Objective — Identify each line holding the string "Neubulach" and copy it.

Given data —
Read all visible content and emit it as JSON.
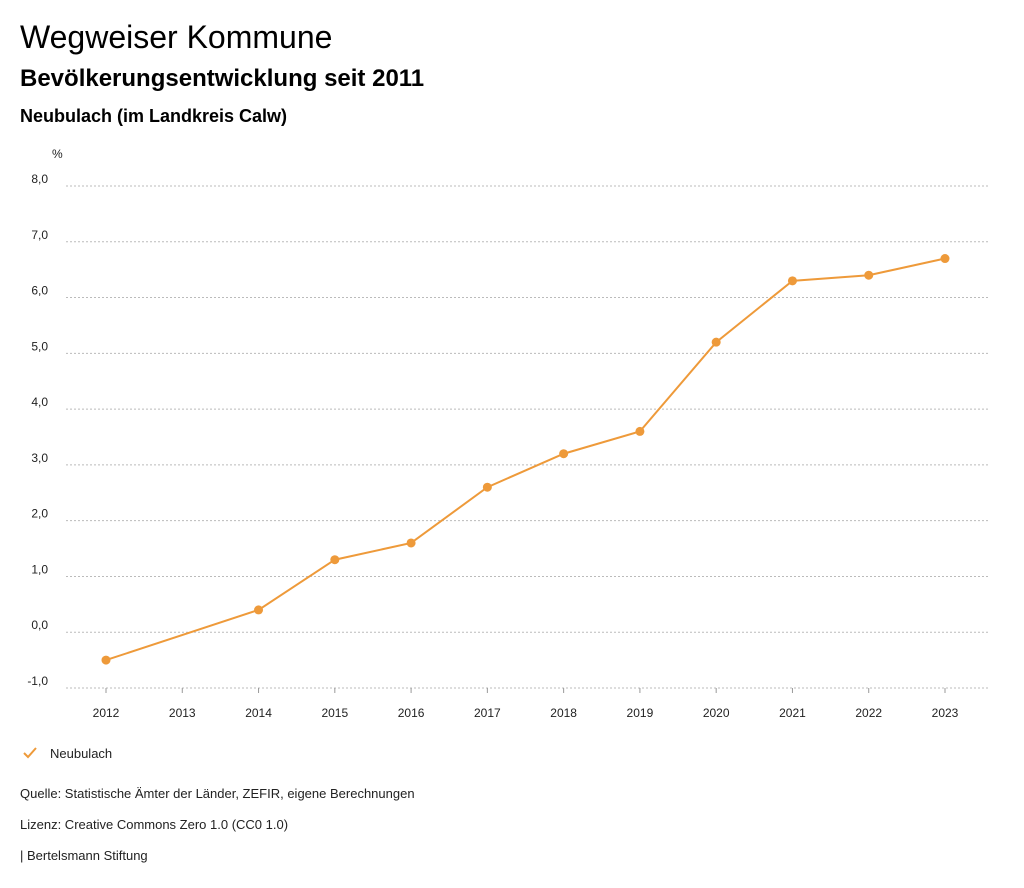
{
  "header": {
    "title": "Wegweiser Kommune",
    "subtitle": "Bevölkerungsentwicklung seit 2011",
    "region": "Neubulach (im Landkreis Calw)"
  },
  "legend": {
    "label": "Neubulach",
    "icon": "check-icon"
  },
  "footer": {
    "source": "Quelle: Statistische Ämter der Länder, ZEFIR, eigene Berechnungen",
    "license": "Lizenz: Creative Commons Zero 1.0 (CC0 1.0)",
    "publisher": "| Bertelsmann Stiftung"
  },
  "colors": {
    "series": "#ee9a3a",
    "grid": "#bbbbbb",
    "axis": "#999999"
  },
  "chart_data": {
    "type": "line",
    "title": "Bevölkerungsentwicklung seit 2011",
    "ylabel": "%",
    "xlabel": "",
    "categories": [
      "2012",
      "2013",
      "2014",
      "2015",
      "2016",
      "2017",
      "2018",
      "2019",
      "2020",
      "2021",
      "2022",
      "2023"
    ],
    "ylim": [
      -1,
      8
    ],
    "yticks": [
      "-1,0",
      "0,0",
      "1,0",
      "2,0",
      "3,0",
      "4,0",
      "5,0",
      "6,0",
      "7,0",
      "8,0"
    ],
    "grid": true,
    "series": [
      {
        "name": "Neubulach",
        "values": [
          -0.5,
          null,
          0.4,
          1.3,
          1.6,
          2.6,
          3.2,
          3.6,
          5.2,
          6.3,
          6.4,
          6.7
        ]
      }
    ]
  }
}
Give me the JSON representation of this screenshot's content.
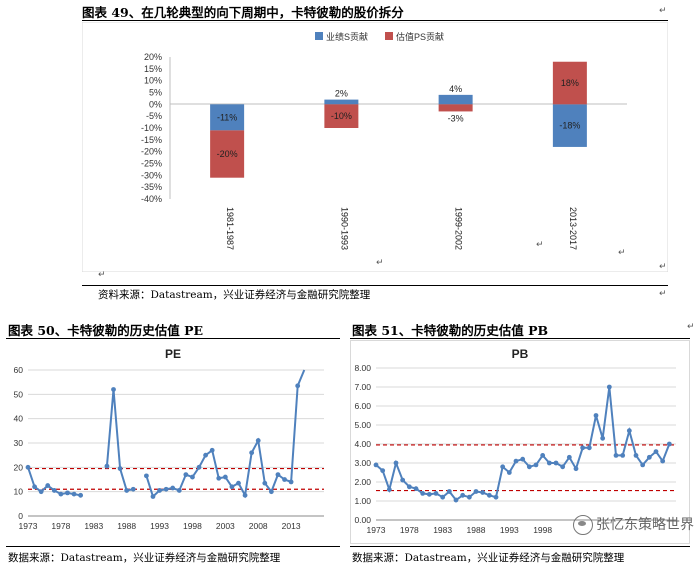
{
  "fig49": {
    "title": "图表 49、在几轮典型的向下周期中，卡特彼勒的股价拆分",
    "source": "资料来源：Datastream，兴业证券经济与金融研究院整理",
    "chart_data": {
      "type": "bar",
      "stacked": true,
      "categories": [
        "1981-1987",
        "1990-1993",
        "1999-2002",
        "2013-2017"
      ],
      "series": [
        {
          "name": "业绩S贡献",
          "color": "#4f81bd",
          "values": [
            -11,
            2,
            4,
            -18
          ]
        },
        {
          "name": "估值PS贡献",
          "color": "#c0504d",
          "values": [
            -20,
            -10,
            -3,
            18
          ]
        }
      ],
      "yticks": [
        "20%",
        "15%",
        "10%",
        "5%",
        "0%",
        "-5%",
        "-10%",
        "-15%",
        "-20%",
        "-25%",
        "-30%",
        "-35%",
        "-40%"
      ],
      "ylim": [
        -40,
        20
      ],
      "legend": "top",
      "grid": false
    }
  },
  "fig50": {
    "title": "图表 50、卡特彼勒的历史估值 PE",
    "source": "数据来源：Datastream，兴业证券经济与金融研究院整理",
    "chart_data": {
      "type": "line",
      "title": "PE",
      "color": "#4f81bd",
      "xticks": [
        "1973",
        "1978",
        "1983",
        "1988",
        "1993",
        "1998",
        "2003",
        "2008",
        "2013"
      ],
      "yticks": [
        "0",
        "10",
        "20",
        "30",
        "40",
        "50",
        "60"
      ],
      "ylim": [
        0,
        60
      ],
      "xlim": [
        1973,
        2018
      ],
      "segments": [
        {
          "x": [
            1973,
            1974,
            1975,
            1976,
            1977,
            1978,
            1979,
            1980,
            1981
          ],
          "y": [
            20,
            12,
            10,
            12.5,
            10.5,
            9,
            9.5,
            9,
            8.5
          ]
        },
        {
          "x": [
            1985,
            1986,
            1987,
            1988,
            1989
          ],
          "y": [
            20.5,
            52,
            19.5,
            10.5,
            11
          ]
        },
        {
          "x": [
            1991,
            1992,
            1993,
            1994,
            1995,
            1996,
            1997,
            1998,
            1999,
            2000,
            2001,
            2002,
            2003,
            2004,
            2005,
            2006,
            2007,
            2008,
            2009,
            2010,
            2011,
            2012,
            2013,
            2014,
            2015,
            2016,
            2017
          ],
          "y": [
            16.5,
            8,
            10.5,
            11,
            11.5,
            10.5,
            17,
            16,
            20,
            25,
            27,
            15.5,
            16,
            12,
            13.5,
            8.5,
            26,
            31,
            13.5,
            10,
            17,
            15,
            14,
            53.5,
            60,
            null,
            null
          ]
        }
      ],
      "reference_lines": [
        {
          "value": 19.5,
          "style": "dashed",
          "color": "#c00000"
        },
        {
          "value": 11,
          "style": "dashed",
          "color": "#c00000"
        }
      ]
    }
  },
  "fig51": {
    "title": "图表 51、卡特彼勒的历史估值 PB",
    "source": "数据来源：Datastream，兴业证券经济与金融研究院整理",
    "chart_data": {
      "type": "line",
      "title": "PB",
      "color": "#4f81bd",
      "xticks": [
        "1973",
        "1978",
        "1983",
        "1988",
        "1993",
        "1998"
      ],
      "yticks": [
        "0.00",
        "1.00",
        "2.00",
        "3.00",
        "4.00",
        "5.00",
        "6.00",
        "7.00",
        "8.00"
      ],
      "ylim": [
        0,
        8
      ],
      "xlim": [
        1973,
        2018
      ],
      "x": [
        1973,
        1974,
        1975,
        1976,
        1977,
        1978,
        1979,
        1980,
        1981,
        1982,
        1983,
        1984,
        1985,
        1986,
        1987,
        1988,
        1989,
        1990,
        1991,
        1992,
        1993,
        1994,
        1995,
        1996,
        1997,
        1998,
        1999,
        2000,
        2001,
        2002,
        2003,
        2004,
        2005,
        2006,
        2007,
        2008,
        2009,
        2010,
        2011,
        2012,
        2013,
        2014,
        2015,
        2016,
        2017
      ],
      "y": [
        2.9,
        2.6,
        1.6,
        3.0,
        2.1,
        1.75,
        1.65,
        1.4,
        1.35,
        1.4,
        1.2,
        1.5,
        1.05,
        1.3,
        1.2,
        1.5,
        1.45,
        1.3,
        1.2,
        2.8,
        2.5,
        3.1,
        3.2,
        2.8,
        2.9,
        3.4,
        3.0,
        3.0,
        2.8,
        3.3,
        2.7,
        3.8,
        3.8,
        5.5,
        4.3,
        7.0,
        3.4,
        3.4,
        4.7,
        3.4,
        2.9,
        3.3,
        3.6,
        3.1,
        4.0
      ],
      "reference_lines": [
        {
          "value": 3.95,
          "style": "dashed",
          "color": "#c00000"
        },
        {
          "value": 1.55,
          "style": "dashed",
          "color": "#c00000"
        }
      ]
    }
  },
  "watermark": {
    "text": "张忆东策略世界"
  }
}
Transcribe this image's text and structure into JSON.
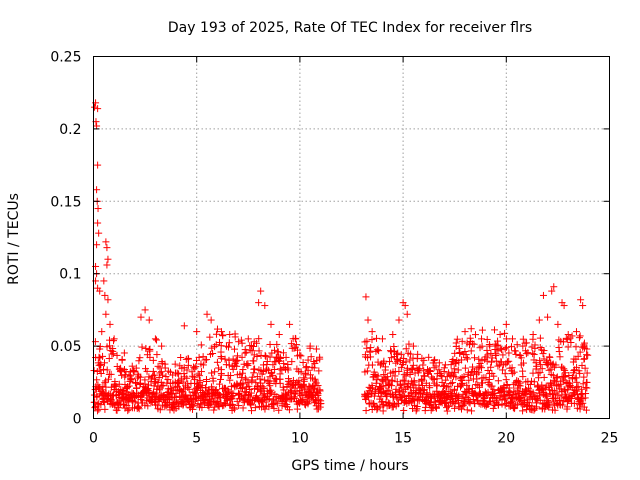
{
  "chart_data": {
    "type": "scatter",
    "title": "Day 193 of 2025, Rate Of TEC Index for receiver flrs",
    "xlabel": "GPS time / hours",
    "ylabel": "ROTI / TECUs",
    "xlim": [
      0,
      25
    ],
    "ylim": [
      0,
      0.25
    ],
    "xticks": [
      0,
      5,
      10,
      15,
      20,
      25
    ],
    "xtick_labels": [
      "0",
      "5",
      "10",
      "15",
      "20",
      "25"
    ],
    "yticks": [
      0,
      0.05,
      0.1,
      0.15,
      0.2,
      0.25
    ],
    "ytick_labels": [
      "0",
      "0.05",
      "0.1",
      "0.15",
      "0.2",
      "0.25"
    ],
    "grid": true,
    "marker": "+",
    "color": "#ff0000",
    "data_gap_hours": [
      11.0,
      13.1
    ],
    "series": [
      {
        "name": "ROTI",
        "points": [
          [
            0.05,
            0.215
          ],
          [
            0.1,
            0.218
          ],
          [
            0.12,
            0.205
          ],
          [
            0.15,
            0.202
          ],
          [
            0.2,
            0.214
          ],
          [
            0.2,
            0.175
          ],
          [
            0.15,
            0.158
          ],
          [
            0.18,
            0.15
          ],
          [
            0.22,
            0.145
          ],
          [
            0.2,
            0.135
          ],
          [
            0.25,
            0.128
          ],
          [
            0.15,
            0.12
          ],
          [
            0.1,
            0.105
          ],
          [
            0.15,
            0.1
          ],
          [
            0.1,
            0.095
          ],
          [
            0.2,
            0.09
          ],
          [
            0.3,
            0.088
          ],
          [
            0.6,
            0.122
          ],
          [
            0.65,
            0.118
          ],
          [
            0.7,
            0.11
          ],
          [
            0.65,
            0.106
          ],
          [
            0.5,
            0.095
          ],
          [
            0.55,
            0.085
          ],
          [
            0.7,
            0.082
          ],
          [
            0.6,
            0.072
          ],
          [
            0.8,
            0.065
          ],
          [
            1.0,
            0.055
          ],
          [
            0.4,
            0.06
          ],
          [
            0.3,
            0.048
          ],
          [
            2.3,
            0.07
          ],
          [
            2.5,
            0.075
          ],
          [
            2.7,
            0.068
          ],
          [
            3.0,
            0.055
          ],
          [
            3.3,
            0.05
          ],
          [
            4.4,
            0.064
          ],
          [
            5.0,
            0.06
          ],
          [
            5.5,
            0.072
          ],
          [
            5.7,
            0.068
          ],
          [
            6.2,
            0.06
          ],
          [
            6.6,
            0.058
          ],
          [
            7.2,
            0.052
          ],
          [
            7.5,
            0.055
          ],
          [
            8.0,
            0.08
          ],
          [
            8.1,
            0.088
          ],
          [
            8.3,
            0.078
          ],
          [
            8.6,
            0.065
          ],
          [
            9.0,
            0.058
          ],
          [
            9.5,
            0.065
          ],
          [
            9.8,
            0.055
          ],
          [
            10.5,
            0.05
          ],
          [
            10.8,
            0.048
          ],
          [
            13.2,
            0.084
          ],
          [
            13.3,
            0.068
          ],
          [
            13.5,
            0.06
          ],
          [
            14.0,
            0.055
          ],
          [
            14.5,
            0.058
          ],
          [
            14.8,
            0.068
          ],
          [
            15.0,
            0.08
          ],
          [
            15.1,
            0.078
          ],
          [
            15.2,
            0.072
          ],
          [
            15.5,
            0.05
          ],
          [
            16.5,
            0.04
          ],
          [
            17.0,
            0.035
          ],
          [
            17.5,
            0.045
          ],
          [
            18.0,
            0.06
          ],
          [
            18.3,
            0.062
          ],
          [
            18.8,
            0.055
          ],
          [
            19.2,
            0.05
          ],
          [
            19.7,
            0.058
          ],
          [
            20.0,
            0.065
          ],
          [
            20.3,
            0.055
          ],
          [
            20.8,
            0.05
          ],
          [
            21.3,
            0.058
          ],
          [
            21.6,
            0.068
          ],
          [
            21.8,
            0.085
          ],
          [
            22.0,
            0.07
          ],
          [
            22.2,
            0.088
          ],
          [
            22.3,
            0.091
          ],
          [
            22.5,
            0.065
          ],
          [
            22.7,
            0.08
          ],
          [
            22.8,
            0.078
          ],
          [
            23.0,
            0.058
          ],
          [
            23.4,
            0.06
          ],
          [
            23.6,
            0.082
          ],
          [
            23.7,
            0.078
          ],
          [
            23.9,
            0.048
          ]
        ]
      }
    ]
  }
}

Answer —
    "region": "Neubulach (im Landkreis Calw)"
    "label": "Neubulach",
        "name": "Neubulach",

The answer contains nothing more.